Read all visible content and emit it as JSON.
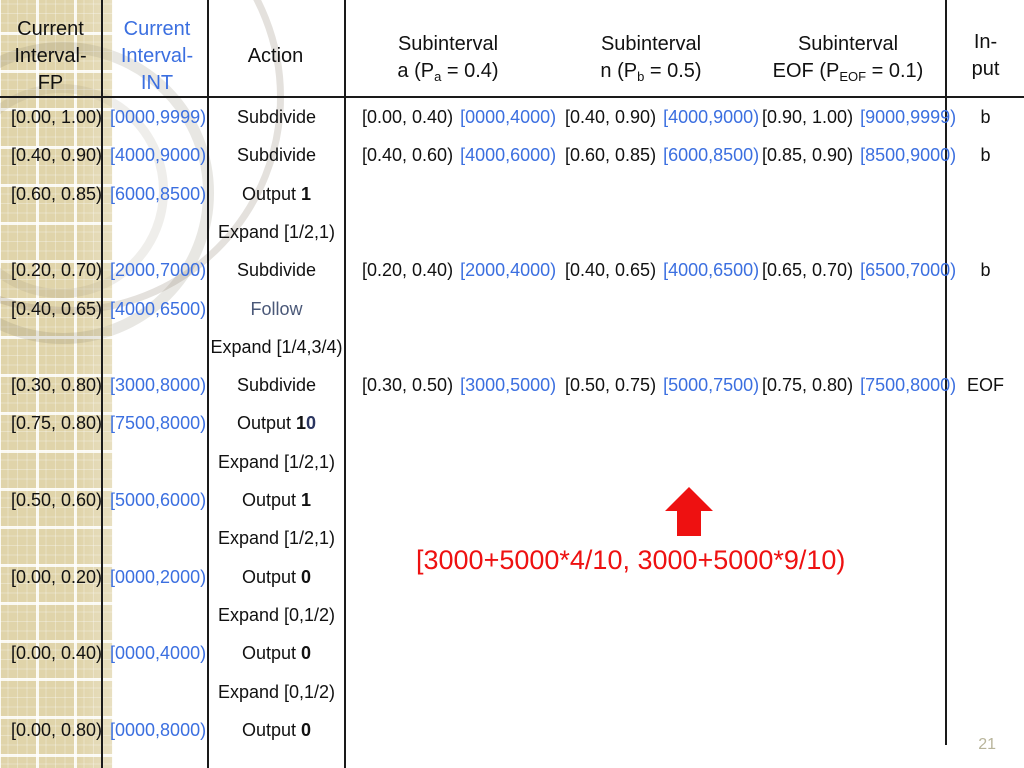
{
  "slide": {
    "page_number": "21"
  },
  "table": {
    "headers": {
      "fp": [
        "Current",
        "Interval-",
        "FP"
      ],
      "int": [
        "Current",
        "Interval-",
        "INT"
      ],
      "action": "Action",
      "sub_a": {
        "line1": "Subinterval",
        "line2_pre": "a   (P",
        "line2_sub": "a",
        "line2_post": " = 0.4)"
      },
      "sub_n": {
        "line1": "Subinterval",
        "line2_pre": "n (P",
        "line2_sub": "b",
        "line2_post": " = 0.5)"
      },
      "sub_eof": {
        "line1": "Subinterval",
        "line2_pre": "EOF (P",
        "line2_sub": "EOF",
        "line2_post": " = 0.1)"
      },
      "input": [
        "In-",
        "put"
      ]
    },
    "rows": [
      {
        "fp": "[0.00, 1.00)",
        "int": "[0000,9999)",
        "action": "Subdivide",
        "action_suffix": "",
        "sub_a_fp": "[0.00, 0.40)",
        "sub_a_int": "[0000,4000)",
        "sub_n_fp": "[0.40, 0.90)",
        "sub_n_int": "[4000,9000)",
        "sub_eof_fp": "[0.90, 1.00)",
        "sub_eof_int": "[9000,9999)",
        "input": "b"
      },
      {
        "fp": "[0.40, 0.90)",
        "int": "[4000,9000)",
        "action": "Subdivide",
        "action_suffix": "",
        "sub_a_fp": "[0.40, 0.60)",
        "sub_a_int": "[4000,6000)",
        "sub_n_fp": "[0.60, 0.85)",
        "sub_n_int": "[6000,8500)",
        "sub_eof_fp": "[0.85, 0.90)",
        "sub_eof_int": "[8500,9000)",
        "input": "b"
      },
      {
        "fp": "[0.60, 0.85)",
        "int": "[6000,8500)",
        "action": "Output ",
        "action_suffix": "1",
        "sub_a_fp": "",
        "sub_a_int": "",
        "sub_n_fp": "",
        "sub_n_int": "",
        "sub_eof_fp": "",
        "sub_eof_int": "",
        "input": ""
      },
      {
        "fp": "",
        "int": "",
        "action": "Expand [1/2,1)",
        "action_suffix": "",
        "sub_a_fp": "",
        "sub_a_int": "",
        "sub_n_fp": "",
        "sub_n_int": "",
        "sub_eof_fp": "",
        "sub_eof_int": "",
        "input": ""
      },
      {
        "fp": "[0.20, 0.70)",
        "int": "[2000,7000)",
        "action": "Subdivide",
        "action_suffix": "",
        "sub_a_fp": "[0.20, 0.40)",
        "sub_a_int": "[2000,4000)",
        "sub_n_fp": "[0.40, 0.65)",
        "sub_n_int": "[4000,6500)",
        "sub_eof_fp": "[0.65, 0.70)",
        "sub_eof_int": "[6500,7000)",
        "input": "b"
      },
      {
        "fp": "[0.40, 0.65)",
        "int": "[4000,6500)",
        "action": "Follow",
        "action_suffix": "",
        "sub_a_fp": "",
        "sub_a_int": "",
        "sub_n_fp": "",
        "sub_n_int": "",
        "sub_eof_fp": "",
        "sub_eof_int": "",
        "input": ""
      },
      {
        "fp": "",
        "int": "",
        "action": "Expand [1/4,3/4)",
        "action_suffix": "",
        "sub_a_fp": "",
        "sub_a_int": "",
        "sub_n_fp": "",
        "sub_n_int": "",
        "sub_eof_fp": "",
        "sub_eof_int": "",
        "input": ""
      },
      {
        "fp": "[0.30, 0.80)",
        "int": "[3000,8000)",
        "action": "Subdivide",
        "action_suffix": "",
        "sub_a_fp": "[0.30, 0.50)",
        "sub_a_int": "[3000,5000)",
        "sub_n_fp": "[0.50, 0.75)",
        "sub_n_int": "[5000,7500)",
        "sub_eof_fp": "[0.75, 0.80)",
        "sub_eof_int": "[7500,8000)",
        "input": "EOF"
      },
      {
        "fp": "[0.75, 0.80)",
        "int": "[7500,8000)",
        "action": "Output ",
        "action_suffix": "10",
        "sub_a_fp": "",
        "sub_a_int": "",
        "sub_n_fp": "",
        "sub_n_int": "",
        "sub_eof_fp": "",
        "sub_eof_int": "",
        "input": ""
      },
      {
        "fp": "",
        "int": "",
        "action": "Expand [1/2,1)",
        "action_suffix": "",
        "sub_a_fp": "",
        "sub_a_int": "",
        "sub_n_fp": "",
        "sub_n_int": "",
        "sub_eof_fp": "",
        "sub_eof_int": "",
        "input": ""
      },
      {
        "fp": "[0.50, 0.60)",
        "int": "[5000,6000)",
        "action": "Output ",
        "action_suffix": "1",
        "sub_a_fp": "",
        "sub_a_int": "",
        "sub_n_fp": "",
        "sub_n_int": "",
        "sub_eof_fp": "",
        "sub_eof_int": "",
        "input": ""
      },
      {
        "fp": "",
        "int": "",
        "action": "Expand [1/2,1)",
        "action_suffix": "",
        "sub_a_fp": "",
        "sub_a_int": "",
        "sub_n_fp": "",
        "sub_n_int": "",
        "sub_eof_fp": "",
        "sub_eof_int": "",
        "input": ""
      },
      {
        "fp": "[0.00, 0.20)",
        "int": "[0000,2000)",
        "action": "Output ",
        "action_suffix": "0",
        "sub_a_fp": "",
        "sub_a_int": "",
        "sub_n_fp": "",
        "sub_n_int": "",
        "sub_eof_fp": "",
        "sub_eof_int": "",
        "input": ""
      },
      {
        "fp": "",
        "int": "",
        "action": "Expand [0,1/2)",
        "action_suffix": "",
        "sub_a_fp": "",
        "sub_a_int": "",
        "sub_n_fp": "",
        "sub_n_int": "",
        "sub_eof_fp": "",
        "sub_eof_int": "",
        "input": ""
      },
      {
        "fp": "[0.00, 0.40)",
        "int": "[0000,4000)",
        "action": "Output ",
        "action_suffix": "0",
        "sub_a_fp": "",
        "sub_a_int": "",
        "sub_n_fp": "",
        "sub_n_int": "",
        "sub_eof_fp": "",
        "sub_eof_int": "",
        "input": ""
      },
      {
        "fp": "",
        "int": "",
        "action": "Expand [0,1/2)",
        "action_suffix": "",
        "sub_a_fp": "",
        "sub_a_int": "",
        "sub_n_fp": "",
        "sub_n_int": "",
        "sub_eof_fp": "",
        "sub_eof_int": "",
        "input": ""
      },
      {
        "fp": "[0.00, 0.80)",
        "int": "[0000,8000)",
        "action": "Output ",
        "action_suffix": "0",
        "sub_a_fp": "",
        "sub_a_int": "",
        "sub_n_fp": "",
        "sub_n_int": "",
        "sub_eof_fp": "",
        "sub_eof_int": "",
        "input": ""
      }
    ]
  },
  "annotation": {
    "text": "[3000+5000*4/10, 3000+5000*9/10)",
    "color": "#ee1111",
    "arrow": "up-arrow-icon"
  }
}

**EXERCISE DESCRIPTION**
Write the material out again exactly as it appears, dropping the pictures.

**RESPONSE**
Read all visible content and emit it as JSON.
{
  "slide": {
    "page_number": "21"
  },
  "table": {
    "headers": {
      "fp": [
        "Current",
        "Interval-",
        "FP"
      ],
      "int": [
        "Current",
        "Interval-",
        "INT"
      ],
      "action": "Action",
      "sub_a": {
        "line1": "Subinterval",
        "line2_pre": "a   (P",
        "line2_sub": "a",
        "line2_post": " = 0.4)"
      },
      "sub_n": {
        "line1": "Subinterval",
        "line2_pre": "n (P",
        "line2_sub": "b",
        "line2_post": " = 0.5)"
      },
      "sub_eof": {
        "line1": "Subinterval",
        "line2_pre": "EOF (P",
        "line2_sub": "EOF",
        "line2_post": " = 0.1)"
      },
      "input": [
        "In-",
        "put"
      ]
    },
    "rows": [
      {
        "fp": "[0.00, 1.00)",
        "int": "[0000,9999)",
        "action": "Subdivide",
        "action_suffix": "",
        "sub_a_fp": "[0.00, 0.40)",
        "sub_a_int": "[0000,4000)",
        "sub_n_fp": "[0.40, 0.90)",
        "sub_n_int": "[4000,9000)",
        "sub_eof_fp": "[0.90, 1.00)",
        "sub_eof_int": "[9000,9999)",
        "input": "b"
      },
      {
        "fp": "[0.40, 0.90)",
        "int": "[4000,9000)",
        "action": "Subdivide",
        "action_suffix": "",
        "sub_a_fp": "[0.40, 0.60)",
        "sub_a_int": "[4000,6000)",
        "sub_n_fp": "[0.60, 0.85)",
        "sub_n_int": "[6000,8500)",
        "sub_eof_fp": "[0.85, 0.90)",
        "sub_eof_int": "[8500,9000)",
        "input": "b"
      },
      {
        "fp": "[0.60, 0.85)",
        "int": "[6000,8500)",
        "action": "Output ",
        "action_suffix": "1",
        "sub_a_fp": "",
        "sub_a_int": "",
        "sub_n_fp": "",
        "sub_n_int": "",
        "sub_eof_fp": "",
        "sub_eof_int": "",
        "input": ""
      },
      {
        "fp": "",
        "int": "",
        "action": "Expand [1/2,1)",
        "action_suffix": "",
        "sub_a_fp": "",
        "sub_a_int": "",
        "sub_n_fp": "",
        "sub_n_int": "",
        "sub_eof_fp": "",
        "sub_eof_int": "",
        "input": ""
      },
      {
        "fp": "[0.20, 0.70)",
        "int": "[2000,7000)",
        "action": "Subdivide",
        "action_suffix": "",
        "sub_a_fp": "[0.20, 0.40)",
        "sub_a_int": "[2000,4000)",
        "sub_n_fp": "[0.40, 0.65)",
        "sub_n_int": "[4000,6500)",
        "sub_eof_fp": "[0.65, 0.70)",
        "sub_eof_int": "[6500,7000)",
        "input": "b"
      },
      {
        "fp": "[0.40, 0.65)",
        "int": "[4000,6500)",
        "action": "Follow",
        "action_suffix": "",
        "sub_a_fp": "",
        "sub_a_int": "",
        "sub_n_fp": "",
        "sub_n_int": "",
        "sub_eof_fp": "",
        "sub_eof_int": "",
        "input": ""
      },
      {
        "fp": "",
        "int": "",
        "action": "Expand [1/4,3/4)",
        "action_suffix": "",
        "sub_a_fp": "",
        "sub_a_int": "",
        "sub_n_fp": "",
        "sub_n_int": "",
        "sub_eof_fp": "",
        "sub_eof_int": "",
        "input": ""
      },
      {
        "fp": "[0.30, 0.80)",
        "int": "[3000,8000)",
        "action": "Subdivide",
        "action_suffix": "",
        "sub_a_fp": "[0.30, 0.50)",
        "sub_a_int": "[3000,5000)",
        "sub_n_fp": "[0.50, 0.75)",
        "sub_n_int": "[5000,7500)",
        "sub_eof_fp": "[0.75, 0.80)",
        "sub_eof_int": "[7500,8000)",
        "input": "EOF"
      },
      {
        "fp": "[0.75, 0.80)",
        "int": "[7500,8000)",
        "action": "Output ",
        "action_suffix": "10",
        "sub_a_fp": "",
        "sub_a_int": "",
        "sub_n_fp": "",
        "sub_n_int": "",
        "sub_eof_fp": "",
        "sub_eof_int": "",
        "input": ""
      },
      {
        "fp": "",
        "int": "",
        "action": "Expand [1/2,1)",
        "action_suffix": "",
        "sub_a_fp": "",
        "sub_a_int": "",
        "sub_n_fp": "",
        "sub_n_int": "",
        "sub_eof_fp": "",
        "sub_eof_int": "",
        "input": ""
      },
      {
        "fp": "[0.50, 0.60)",
        "int": "[5000,6000)",
        "action": "Output ",
        "action_suffix": "1",
        "sub_a_fp": "",
        "sub_a_int": "",
        "sub_n_fp": "",
        "sub_n_int": "",
        "sub_eof_fp": "",
        "sub_eof_int": "",
        "input": ""
      },
      {
        "fp": "",
        "int": "",
        "action": "Expand [1/2,1)",
        "action_suffix": "",
        "sub_a_fp": "",
        "sub_a_int": "",
        "sub_n_fp": "",
        "sub_n_int": "",
        "sub_eof_fp": "",
        "sub_eof_int": "",
        "input": ""
      },
      {
        "fp": "[0.00, 0.20)",
        "int": "[0000,2000)",
        "action": "Output ",
        "action_suffix": "0",
        "sub_a_fp": "",
        "sub_a_int": "",
        "sub_n_fp": "",
        "sub_n_int": "",
        "sub_eof_fp": "",
        "sub_eof_int": "",
        "input": ""
      },
      {
        "fp": "",
        "int": "",
        "action": "Expand [0,1/2)",
        "action_suffix": "",
        "sub_a_fp": "",
        "sub_a_int": "",
        "sub_n_fp": "",
        "sub_n_int": "",
        "sub_eof_fp": "",
        "sub_eof_int": "",
        "input": ""
      },
      {
        "fp": "[0.00, 0.40)",
        "int": "[0000,4000)",
        "action": "Output ",
        "action_suffix": "0",
        "sub_a_fp": "",
        "sub_a_int": "",
        "sub_n_fp": "",
        "sub_n_int": "",
        "sub_eof_fp": "",
        "sub_eof_int": "",
        "input": ""
      },
      {
        "fp": "",
        "int": "",
        "action": "Expand [0,1/2)",
        "action_suffix": "",
        "sub_a_fp": "",
        "sub_a_int": "",
        "sub_n_fp": "",
        "sub_n_int": "",
        "sub_eof_fp": "",
        "sub_eof_int": "",
        "input": ""
      },
      {
        "fp": "[0.00, 0.80)",
        "int": "[0000,8000)",
        "action": "Output ",
        "action_suffix": "0",
        "sub_a_fp": "",
        "sub_a_int": "",
        "sub_n_fp": "",
        "sub_n_int": "",
        "sub_eof_fp": "",
        "sub_eof_int": "",
        "input": ""
      }
    ]
  },
  "annotation": {
    "text": "[3000+5000*4/10, 3000+5000*9/10)",
    "color": "#ee1111",
    "arrow": "up-arrow-icon"
  }
}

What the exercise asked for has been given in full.